▶ [REQUIREMENTS]: Find the lines that hold the word "Nfinite" and return them.

Stored data entries:
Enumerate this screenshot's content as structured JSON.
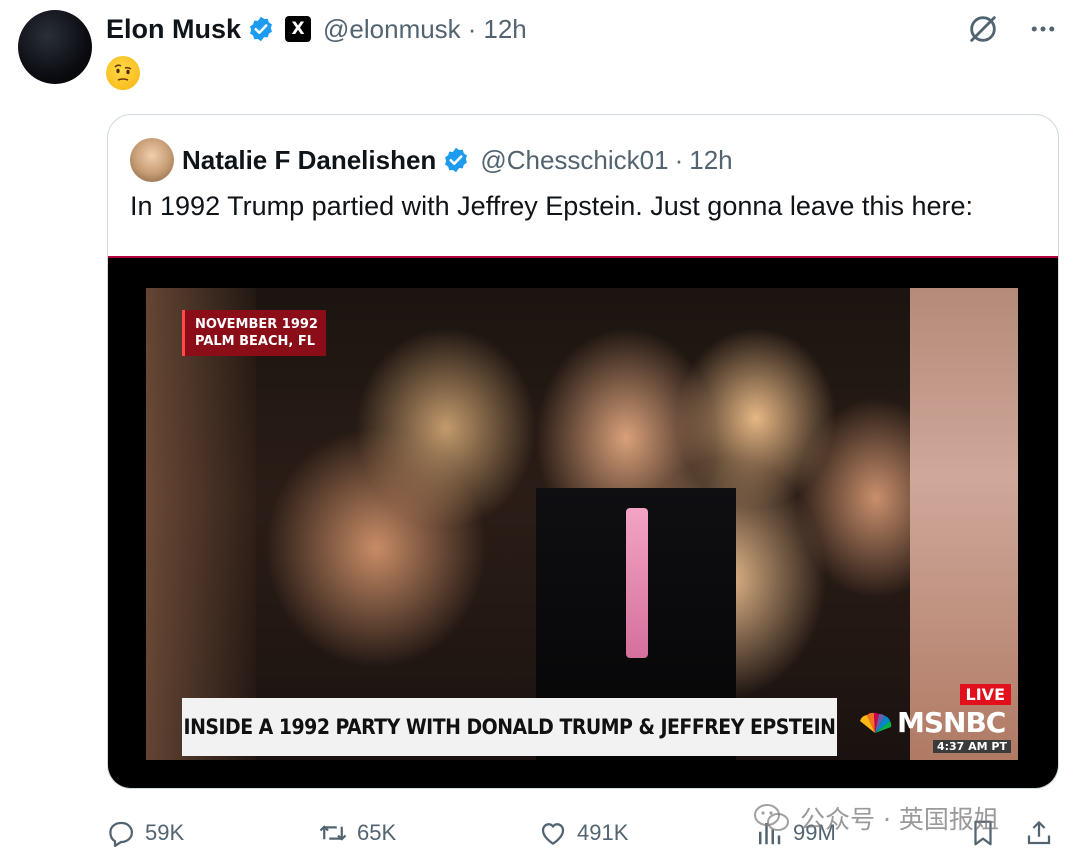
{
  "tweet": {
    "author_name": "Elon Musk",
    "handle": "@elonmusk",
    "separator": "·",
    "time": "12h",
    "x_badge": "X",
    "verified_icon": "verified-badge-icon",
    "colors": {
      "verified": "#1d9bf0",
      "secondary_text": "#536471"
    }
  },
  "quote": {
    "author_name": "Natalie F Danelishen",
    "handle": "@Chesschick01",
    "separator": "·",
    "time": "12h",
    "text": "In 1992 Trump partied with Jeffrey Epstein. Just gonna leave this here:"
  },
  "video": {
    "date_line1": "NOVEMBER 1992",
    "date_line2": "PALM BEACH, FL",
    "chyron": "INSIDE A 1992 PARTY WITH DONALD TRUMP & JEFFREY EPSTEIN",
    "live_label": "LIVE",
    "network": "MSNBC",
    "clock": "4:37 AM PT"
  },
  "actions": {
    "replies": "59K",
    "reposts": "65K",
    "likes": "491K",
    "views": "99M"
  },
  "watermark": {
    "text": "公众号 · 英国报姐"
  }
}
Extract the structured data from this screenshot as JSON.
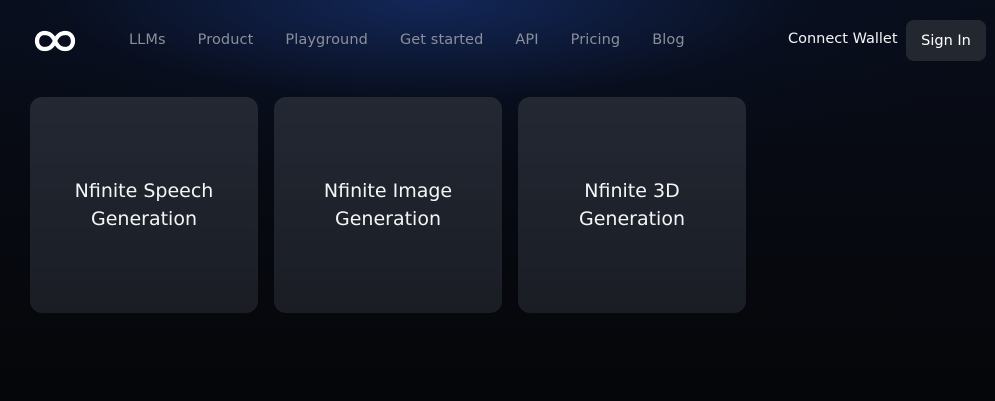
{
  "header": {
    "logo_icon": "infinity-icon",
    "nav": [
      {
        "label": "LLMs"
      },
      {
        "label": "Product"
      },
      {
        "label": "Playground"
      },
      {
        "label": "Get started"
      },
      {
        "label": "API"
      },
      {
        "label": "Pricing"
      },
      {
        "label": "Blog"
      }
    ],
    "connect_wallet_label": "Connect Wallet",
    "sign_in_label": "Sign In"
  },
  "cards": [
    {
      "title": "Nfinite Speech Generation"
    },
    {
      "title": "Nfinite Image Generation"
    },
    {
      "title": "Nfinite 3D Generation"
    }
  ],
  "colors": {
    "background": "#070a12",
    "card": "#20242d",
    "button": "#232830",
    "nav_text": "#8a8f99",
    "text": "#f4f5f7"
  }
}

▶ [FULL RESPONSE]:
      "title": "Nfinite Speech Generation"
      "title": "Nfinite Image Generation"
      "title": "Nfinite 3D Generation"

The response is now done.